== Given problem ==
Below are some records; repeat them all exactly, minus the pictures.

Collected data entries
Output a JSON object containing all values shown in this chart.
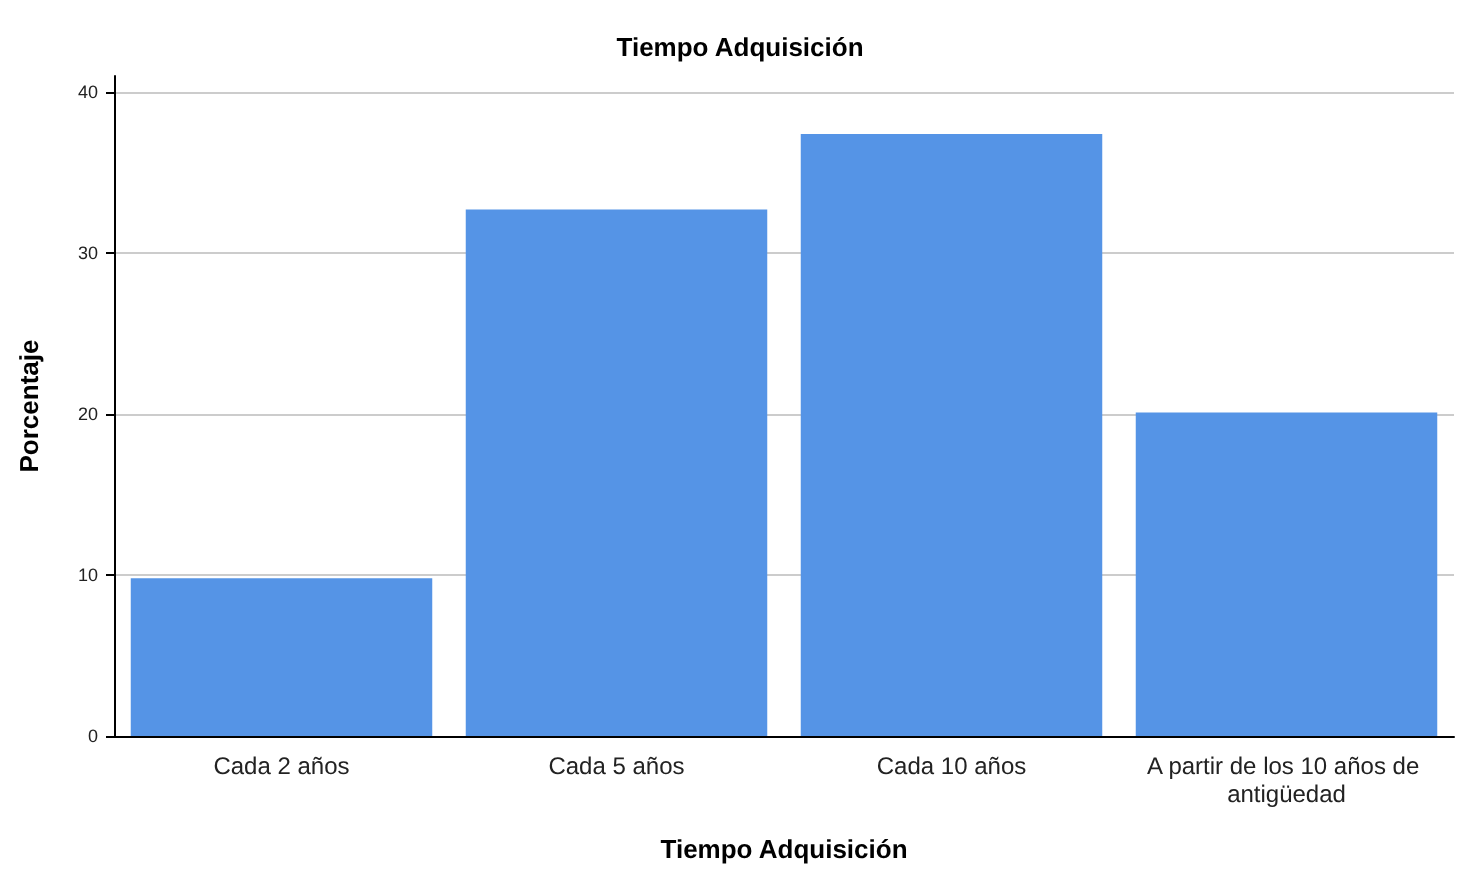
{
  "chart_data": {
    "type": "bar",
    "title": "Tiempo Adquisición",
    "xlabel": "Tiempo Adquisición",
    "ylabel": "Porcentaje",
    "categories": [
      "Cada 2 años",
      "Cada 5 años",
      "Cada 10 años",
      "A partir de los 10 años de antigüedad"
    ],
    "values": [
      9.8,
      32.7,
      37.4,
      20.1
    ],
    "color": "#5594e6",
    "ylim": [
      0,
      41
    ],
    "yticks": [
      0,
      10,
      20,
      30,
      40
    ],
    "grid": "y"
  }
}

== Answer for the task ==
Output a JSON object containing all values shown in this chart.
{
  "chart_data": {
    "type": "bar",
    "title": "Tiempo Adquisición",
    "xlabel": "Tiempo Adquisición",
    "ylabel": "Porcentaje",
    "categories": [
      "Cada 2 años",
      "Cada 5 años",
      "Cada 10 años",
      "A partir de los 10 años de antigüedad"
    ],
    "values": [
      9.8,
      32.7,
      37.4,
      20.1
    ],
    "color": "#5594e6",
    "ylim": [
      0,
      41
    ],
    "yticks": [
      0,
      10,
      20,
      30,
      40
    ],
    "grid": "y"
  }
}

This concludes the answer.